Problem to solve - In the data that follows, count each line holding the string "TradingView"; answer with the number only.
-- START OF Material to process --
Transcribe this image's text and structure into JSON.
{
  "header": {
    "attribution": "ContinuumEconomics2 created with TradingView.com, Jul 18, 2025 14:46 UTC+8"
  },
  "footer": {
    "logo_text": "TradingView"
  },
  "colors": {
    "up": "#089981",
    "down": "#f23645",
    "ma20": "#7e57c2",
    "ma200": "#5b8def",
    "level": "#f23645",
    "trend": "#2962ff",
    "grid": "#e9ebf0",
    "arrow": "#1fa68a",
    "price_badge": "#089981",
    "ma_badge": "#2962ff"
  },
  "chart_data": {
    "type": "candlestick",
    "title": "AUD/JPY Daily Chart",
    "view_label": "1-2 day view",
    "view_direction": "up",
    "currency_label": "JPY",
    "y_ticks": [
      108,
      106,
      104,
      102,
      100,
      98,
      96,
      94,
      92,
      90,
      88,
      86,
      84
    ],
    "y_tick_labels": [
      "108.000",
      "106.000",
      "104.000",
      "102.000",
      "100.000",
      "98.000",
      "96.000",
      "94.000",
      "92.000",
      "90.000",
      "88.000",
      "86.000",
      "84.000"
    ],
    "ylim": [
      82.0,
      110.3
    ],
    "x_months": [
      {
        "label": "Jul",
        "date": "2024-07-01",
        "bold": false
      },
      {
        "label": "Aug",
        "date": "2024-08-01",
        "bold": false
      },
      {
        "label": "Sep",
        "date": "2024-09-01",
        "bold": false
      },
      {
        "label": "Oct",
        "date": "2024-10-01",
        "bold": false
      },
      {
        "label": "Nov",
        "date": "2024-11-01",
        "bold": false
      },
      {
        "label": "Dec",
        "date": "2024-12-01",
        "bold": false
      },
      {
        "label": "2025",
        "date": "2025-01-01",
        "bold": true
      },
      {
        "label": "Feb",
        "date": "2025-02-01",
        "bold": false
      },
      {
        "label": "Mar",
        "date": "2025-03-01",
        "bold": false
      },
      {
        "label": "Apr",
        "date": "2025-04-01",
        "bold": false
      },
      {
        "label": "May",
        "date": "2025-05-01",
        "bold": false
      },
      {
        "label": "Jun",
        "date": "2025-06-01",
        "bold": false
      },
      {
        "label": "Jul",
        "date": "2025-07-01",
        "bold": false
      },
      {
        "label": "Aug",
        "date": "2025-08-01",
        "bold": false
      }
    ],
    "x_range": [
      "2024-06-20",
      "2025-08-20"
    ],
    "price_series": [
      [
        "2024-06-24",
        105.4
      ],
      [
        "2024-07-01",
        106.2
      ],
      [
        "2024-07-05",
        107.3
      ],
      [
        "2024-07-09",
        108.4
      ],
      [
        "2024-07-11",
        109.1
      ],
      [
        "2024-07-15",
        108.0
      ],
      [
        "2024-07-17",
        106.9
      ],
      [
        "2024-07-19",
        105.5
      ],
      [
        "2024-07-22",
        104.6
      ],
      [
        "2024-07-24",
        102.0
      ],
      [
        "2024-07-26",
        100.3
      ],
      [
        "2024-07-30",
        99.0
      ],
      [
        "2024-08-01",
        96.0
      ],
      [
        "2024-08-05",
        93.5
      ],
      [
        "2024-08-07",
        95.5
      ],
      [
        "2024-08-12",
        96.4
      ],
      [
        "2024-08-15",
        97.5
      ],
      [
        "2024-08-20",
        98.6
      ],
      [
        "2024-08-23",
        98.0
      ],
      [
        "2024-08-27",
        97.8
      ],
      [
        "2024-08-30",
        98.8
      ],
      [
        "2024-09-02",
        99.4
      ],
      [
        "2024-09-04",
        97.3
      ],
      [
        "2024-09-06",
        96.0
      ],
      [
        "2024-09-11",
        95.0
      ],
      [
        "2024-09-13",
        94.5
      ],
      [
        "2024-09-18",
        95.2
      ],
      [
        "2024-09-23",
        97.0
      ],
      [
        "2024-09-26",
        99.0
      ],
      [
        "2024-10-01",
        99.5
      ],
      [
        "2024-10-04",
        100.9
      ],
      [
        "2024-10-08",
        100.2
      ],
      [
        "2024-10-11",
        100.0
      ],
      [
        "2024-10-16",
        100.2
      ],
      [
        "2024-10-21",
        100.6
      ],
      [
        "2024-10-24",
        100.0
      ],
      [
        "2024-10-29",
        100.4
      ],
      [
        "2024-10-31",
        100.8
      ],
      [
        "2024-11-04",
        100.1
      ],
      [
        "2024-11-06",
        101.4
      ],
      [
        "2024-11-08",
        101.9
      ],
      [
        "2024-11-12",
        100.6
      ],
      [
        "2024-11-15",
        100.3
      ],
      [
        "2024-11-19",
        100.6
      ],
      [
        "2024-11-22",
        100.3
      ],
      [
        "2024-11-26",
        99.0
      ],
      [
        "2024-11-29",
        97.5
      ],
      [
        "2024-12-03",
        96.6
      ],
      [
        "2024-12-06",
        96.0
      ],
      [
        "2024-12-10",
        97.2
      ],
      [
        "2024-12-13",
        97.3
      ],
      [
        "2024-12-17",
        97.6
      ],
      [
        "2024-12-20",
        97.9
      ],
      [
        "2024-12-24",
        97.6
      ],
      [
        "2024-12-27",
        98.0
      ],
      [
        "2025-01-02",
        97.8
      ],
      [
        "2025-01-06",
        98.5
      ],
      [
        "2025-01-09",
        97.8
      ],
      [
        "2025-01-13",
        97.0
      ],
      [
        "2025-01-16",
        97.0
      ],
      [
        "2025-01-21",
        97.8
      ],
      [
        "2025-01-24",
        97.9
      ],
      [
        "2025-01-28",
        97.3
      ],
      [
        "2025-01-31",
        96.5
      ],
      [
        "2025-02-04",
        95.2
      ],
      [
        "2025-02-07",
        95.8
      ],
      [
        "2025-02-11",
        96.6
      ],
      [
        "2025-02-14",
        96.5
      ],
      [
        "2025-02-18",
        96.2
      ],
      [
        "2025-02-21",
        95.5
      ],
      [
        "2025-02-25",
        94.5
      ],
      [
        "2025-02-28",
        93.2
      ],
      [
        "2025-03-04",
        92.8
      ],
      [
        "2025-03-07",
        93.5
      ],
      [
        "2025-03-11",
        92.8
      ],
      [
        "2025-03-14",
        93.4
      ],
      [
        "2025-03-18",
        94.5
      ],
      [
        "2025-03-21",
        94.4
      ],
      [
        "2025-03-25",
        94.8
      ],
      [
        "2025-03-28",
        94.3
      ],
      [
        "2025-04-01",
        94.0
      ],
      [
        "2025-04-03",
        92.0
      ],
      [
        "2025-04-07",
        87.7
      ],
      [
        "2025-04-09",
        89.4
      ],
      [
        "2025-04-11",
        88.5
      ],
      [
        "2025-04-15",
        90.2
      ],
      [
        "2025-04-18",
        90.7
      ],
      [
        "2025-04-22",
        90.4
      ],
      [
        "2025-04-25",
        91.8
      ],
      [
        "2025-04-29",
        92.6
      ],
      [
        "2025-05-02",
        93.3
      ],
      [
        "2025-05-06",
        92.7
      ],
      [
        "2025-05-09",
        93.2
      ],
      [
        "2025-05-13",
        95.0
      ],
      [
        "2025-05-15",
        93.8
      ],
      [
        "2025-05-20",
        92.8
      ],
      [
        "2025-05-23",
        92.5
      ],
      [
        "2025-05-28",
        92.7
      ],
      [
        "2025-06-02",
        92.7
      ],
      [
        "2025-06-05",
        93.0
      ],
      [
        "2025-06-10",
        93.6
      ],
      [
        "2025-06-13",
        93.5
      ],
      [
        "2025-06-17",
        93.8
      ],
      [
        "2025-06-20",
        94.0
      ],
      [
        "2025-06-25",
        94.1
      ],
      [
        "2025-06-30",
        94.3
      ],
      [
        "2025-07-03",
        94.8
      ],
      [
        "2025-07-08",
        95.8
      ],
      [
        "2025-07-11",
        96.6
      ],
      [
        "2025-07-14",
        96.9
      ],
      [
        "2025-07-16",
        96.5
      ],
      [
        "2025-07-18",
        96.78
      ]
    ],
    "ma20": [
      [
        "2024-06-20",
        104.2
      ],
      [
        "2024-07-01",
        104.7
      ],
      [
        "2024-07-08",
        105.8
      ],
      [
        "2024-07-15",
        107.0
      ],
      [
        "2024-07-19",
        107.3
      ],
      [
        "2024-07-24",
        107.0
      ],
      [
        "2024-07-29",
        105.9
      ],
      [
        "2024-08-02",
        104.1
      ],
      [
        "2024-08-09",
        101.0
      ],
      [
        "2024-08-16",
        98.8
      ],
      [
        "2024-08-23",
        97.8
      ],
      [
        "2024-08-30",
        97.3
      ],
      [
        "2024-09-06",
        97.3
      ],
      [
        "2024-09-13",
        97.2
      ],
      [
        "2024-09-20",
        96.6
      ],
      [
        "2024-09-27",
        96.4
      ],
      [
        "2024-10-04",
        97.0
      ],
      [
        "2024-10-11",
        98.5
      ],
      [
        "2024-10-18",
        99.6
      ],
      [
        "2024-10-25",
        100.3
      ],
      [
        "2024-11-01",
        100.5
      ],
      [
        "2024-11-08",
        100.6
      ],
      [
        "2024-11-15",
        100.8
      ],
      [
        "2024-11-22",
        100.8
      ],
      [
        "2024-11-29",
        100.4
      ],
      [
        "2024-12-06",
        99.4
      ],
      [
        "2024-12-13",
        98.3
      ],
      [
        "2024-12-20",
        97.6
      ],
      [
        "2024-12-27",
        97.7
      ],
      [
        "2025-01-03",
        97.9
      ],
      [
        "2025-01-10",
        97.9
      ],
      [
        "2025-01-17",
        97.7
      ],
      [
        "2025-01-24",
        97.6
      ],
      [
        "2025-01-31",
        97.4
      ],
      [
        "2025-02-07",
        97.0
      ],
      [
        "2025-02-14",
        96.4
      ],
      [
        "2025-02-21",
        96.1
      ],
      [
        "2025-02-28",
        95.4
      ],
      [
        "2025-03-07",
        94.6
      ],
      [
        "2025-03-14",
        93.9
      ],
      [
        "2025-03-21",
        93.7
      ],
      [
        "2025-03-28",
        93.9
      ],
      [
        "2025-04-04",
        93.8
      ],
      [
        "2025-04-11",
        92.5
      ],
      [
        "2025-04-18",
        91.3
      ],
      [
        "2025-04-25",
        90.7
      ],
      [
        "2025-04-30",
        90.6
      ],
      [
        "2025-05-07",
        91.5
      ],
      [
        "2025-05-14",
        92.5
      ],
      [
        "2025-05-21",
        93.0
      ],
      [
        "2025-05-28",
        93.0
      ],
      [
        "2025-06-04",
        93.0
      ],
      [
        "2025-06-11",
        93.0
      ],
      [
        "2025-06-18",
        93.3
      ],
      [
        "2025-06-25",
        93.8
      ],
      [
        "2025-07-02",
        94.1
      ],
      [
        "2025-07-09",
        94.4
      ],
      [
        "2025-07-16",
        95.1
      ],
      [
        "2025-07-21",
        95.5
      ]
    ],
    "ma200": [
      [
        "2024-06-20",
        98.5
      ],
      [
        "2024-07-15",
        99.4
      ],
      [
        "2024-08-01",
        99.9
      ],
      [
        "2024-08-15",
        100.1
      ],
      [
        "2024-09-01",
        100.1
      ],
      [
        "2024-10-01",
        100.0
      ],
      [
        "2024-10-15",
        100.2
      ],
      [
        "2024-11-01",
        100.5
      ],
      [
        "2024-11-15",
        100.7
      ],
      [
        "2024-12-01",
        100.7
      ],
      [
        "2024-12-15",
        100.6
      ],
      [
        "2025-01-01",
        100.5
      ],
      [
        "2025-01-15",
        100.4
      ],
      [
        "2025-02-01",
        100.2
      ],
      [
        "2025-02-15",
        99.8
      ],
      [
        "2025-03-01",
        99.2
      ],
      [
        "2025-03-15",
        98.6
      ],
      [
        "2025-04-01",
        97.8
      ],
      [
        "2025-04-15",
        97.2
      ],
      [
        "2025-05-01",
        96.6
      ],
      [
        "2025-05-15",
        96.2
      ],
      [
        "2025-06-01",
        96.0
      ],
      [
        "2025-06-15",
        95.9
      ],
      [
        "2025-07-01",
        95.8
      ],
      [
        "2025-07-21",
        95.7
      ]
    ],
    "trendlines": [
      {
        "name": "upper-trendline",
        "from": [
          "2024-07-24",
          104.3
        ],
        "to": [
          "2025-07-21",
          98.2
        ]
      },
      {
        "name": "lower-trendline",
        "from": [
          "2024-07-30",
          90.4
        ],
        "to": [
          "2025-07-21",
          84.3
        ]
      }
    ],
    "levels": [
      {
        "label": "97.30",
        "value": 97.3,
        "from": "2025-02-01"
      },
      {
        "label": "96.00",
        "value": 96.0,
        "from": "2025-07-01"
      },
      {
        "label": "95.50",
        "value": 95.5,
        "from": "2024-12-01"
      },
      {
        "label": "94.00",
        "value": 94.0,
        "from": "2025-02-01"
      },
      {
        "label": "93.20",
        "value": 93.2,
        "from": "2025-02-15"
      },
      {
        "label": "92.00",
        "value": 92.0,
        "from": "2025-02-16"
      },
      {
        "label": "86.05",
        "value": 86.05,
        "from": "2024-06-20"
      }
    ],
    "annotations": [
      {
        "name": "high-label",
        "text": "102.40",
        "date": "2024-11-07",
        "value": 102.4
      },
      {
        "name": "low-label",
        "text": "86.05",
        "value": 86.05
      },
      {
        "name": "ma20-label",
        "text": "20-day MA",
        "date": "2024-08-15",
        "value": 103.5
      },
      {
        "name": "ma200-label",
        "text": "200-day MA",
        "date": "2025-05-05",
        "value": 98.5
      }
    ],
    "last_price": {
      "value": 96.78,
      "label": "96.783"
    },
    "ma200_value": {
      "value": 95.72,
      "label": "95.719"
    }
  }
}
-- END OF Material to process --
Solution to the exercise - 2